■ TASK GOAL
Check every line of the entries that follow, and copy the ones containing "Длина".

■ MATERIAL FOR THE TASK

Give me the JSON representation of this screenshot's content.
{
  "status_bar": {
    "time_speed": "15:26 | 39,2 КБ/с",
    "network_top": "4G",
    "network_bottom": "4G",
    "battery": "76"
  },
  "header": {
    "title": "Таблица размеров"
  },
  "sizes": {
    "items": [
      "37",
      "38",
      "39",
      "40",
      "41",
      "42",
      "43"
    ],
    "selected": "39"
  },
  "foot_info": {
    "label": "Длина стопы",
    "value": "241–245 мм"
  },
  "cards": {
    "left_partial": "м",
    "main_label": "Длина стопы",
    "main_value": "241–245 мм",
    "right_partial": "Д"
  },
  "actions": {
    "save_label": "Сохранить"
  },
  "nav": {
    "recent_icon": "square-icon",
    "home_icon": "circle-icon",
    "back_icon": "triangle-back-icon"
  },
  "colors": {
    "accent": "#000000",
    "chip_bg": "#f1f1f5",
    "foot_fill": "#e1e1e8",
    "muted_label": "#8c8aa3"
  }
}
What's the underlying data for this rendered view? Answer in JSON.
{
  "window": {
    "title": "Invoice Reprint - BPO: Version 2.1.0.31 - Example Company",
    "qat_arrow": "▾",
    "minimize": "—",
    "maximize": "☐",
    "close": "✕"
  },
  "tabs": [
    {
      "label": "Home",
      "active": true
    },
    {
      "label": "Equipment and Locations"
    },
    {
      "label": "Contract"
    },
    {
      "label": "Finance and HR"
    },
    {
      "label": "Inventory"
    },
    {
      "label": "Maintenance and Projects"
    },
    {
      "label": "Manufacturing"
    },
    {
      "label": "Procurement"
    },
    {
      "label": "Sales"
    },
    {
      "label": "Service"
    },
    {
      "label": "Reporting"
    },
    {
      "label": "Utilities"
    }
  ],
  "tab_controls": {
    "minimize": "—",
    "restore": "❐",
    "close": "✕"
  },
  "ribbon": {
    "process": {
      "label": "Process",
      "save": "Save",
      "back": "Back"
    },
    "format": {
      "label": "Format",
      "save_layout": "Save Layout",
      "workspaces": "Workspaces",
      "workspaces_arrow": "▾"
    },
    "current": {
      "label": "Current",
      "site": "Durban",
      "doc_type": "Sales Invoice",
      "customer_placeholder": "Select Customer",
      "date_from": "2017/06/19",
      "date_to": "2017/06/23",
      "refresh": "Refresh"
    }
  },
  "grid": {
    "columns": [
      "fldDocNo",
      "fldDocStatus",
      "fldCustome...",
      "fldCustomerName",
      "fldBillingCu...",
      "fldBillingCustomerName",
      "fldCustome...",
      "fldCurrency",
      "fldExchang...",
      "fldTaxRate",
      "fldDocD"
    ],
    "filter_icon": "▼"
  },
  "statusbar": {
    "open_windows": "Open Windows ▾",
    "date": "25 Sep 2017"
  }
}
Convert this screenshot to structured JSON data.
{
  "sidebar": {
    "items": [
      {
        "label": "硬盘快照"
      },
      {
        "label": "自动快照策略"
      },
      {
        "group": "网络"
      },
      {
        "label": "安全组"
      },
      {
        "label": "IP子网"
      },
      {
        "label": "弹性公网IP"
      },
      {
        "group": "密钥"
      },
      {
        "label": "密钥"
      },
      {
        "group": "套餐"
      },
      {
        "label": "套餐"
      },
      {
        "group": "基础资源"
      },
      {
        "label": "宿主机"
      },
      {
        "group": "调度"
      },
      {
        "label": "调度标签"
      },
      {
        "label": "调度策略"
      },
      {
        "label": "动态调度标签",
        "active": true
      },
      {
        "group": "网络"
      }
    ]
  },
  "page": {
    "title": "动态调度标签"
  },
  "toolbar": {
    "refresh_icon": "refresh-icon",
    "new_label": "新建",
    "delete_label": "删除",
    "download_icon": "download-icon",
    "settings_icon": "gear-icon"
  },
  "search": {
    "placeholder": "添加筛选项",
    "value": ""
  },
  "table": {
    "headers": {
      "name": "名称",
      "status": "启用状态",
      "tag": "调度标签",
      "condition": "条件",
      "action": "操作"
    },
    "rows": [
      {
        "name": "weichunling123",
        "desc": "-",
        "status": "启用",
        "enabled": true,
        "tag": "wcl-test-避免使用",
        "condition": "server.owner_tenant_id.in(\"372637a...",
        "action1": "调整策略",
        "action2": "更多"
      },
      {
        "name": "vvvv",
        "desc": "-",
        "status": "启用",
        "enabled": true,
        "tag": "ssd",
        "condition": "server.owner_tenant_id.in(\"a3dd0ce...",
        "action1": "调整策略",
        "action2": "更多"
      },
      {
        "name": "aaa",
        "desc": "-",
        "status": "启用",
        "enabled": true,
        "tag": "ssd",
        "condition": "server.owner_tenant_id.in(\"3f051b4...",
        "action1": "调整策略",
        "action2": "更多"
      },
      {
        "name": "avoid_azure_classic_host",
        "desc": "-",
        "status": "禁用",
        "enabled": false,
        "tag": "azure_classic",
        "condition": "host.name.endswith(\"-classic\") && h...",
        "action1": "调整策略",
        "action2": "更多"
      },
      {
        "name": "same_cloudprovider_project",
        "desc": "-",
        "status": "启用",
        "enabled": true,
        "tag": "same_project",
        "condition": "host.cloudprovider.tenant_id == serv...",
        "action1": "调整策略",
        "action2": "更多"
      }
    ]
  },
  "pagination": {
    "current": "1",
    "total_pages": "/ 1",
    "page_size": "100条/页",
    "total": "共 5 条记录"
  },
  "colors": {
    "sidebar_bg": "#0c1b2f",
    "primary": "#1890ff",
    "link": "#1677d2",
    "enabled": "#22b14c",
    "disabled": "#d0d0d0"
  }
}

■ TASK ANSWER
    "label": "Длина стопы",
    "main_label": "Длина стопы",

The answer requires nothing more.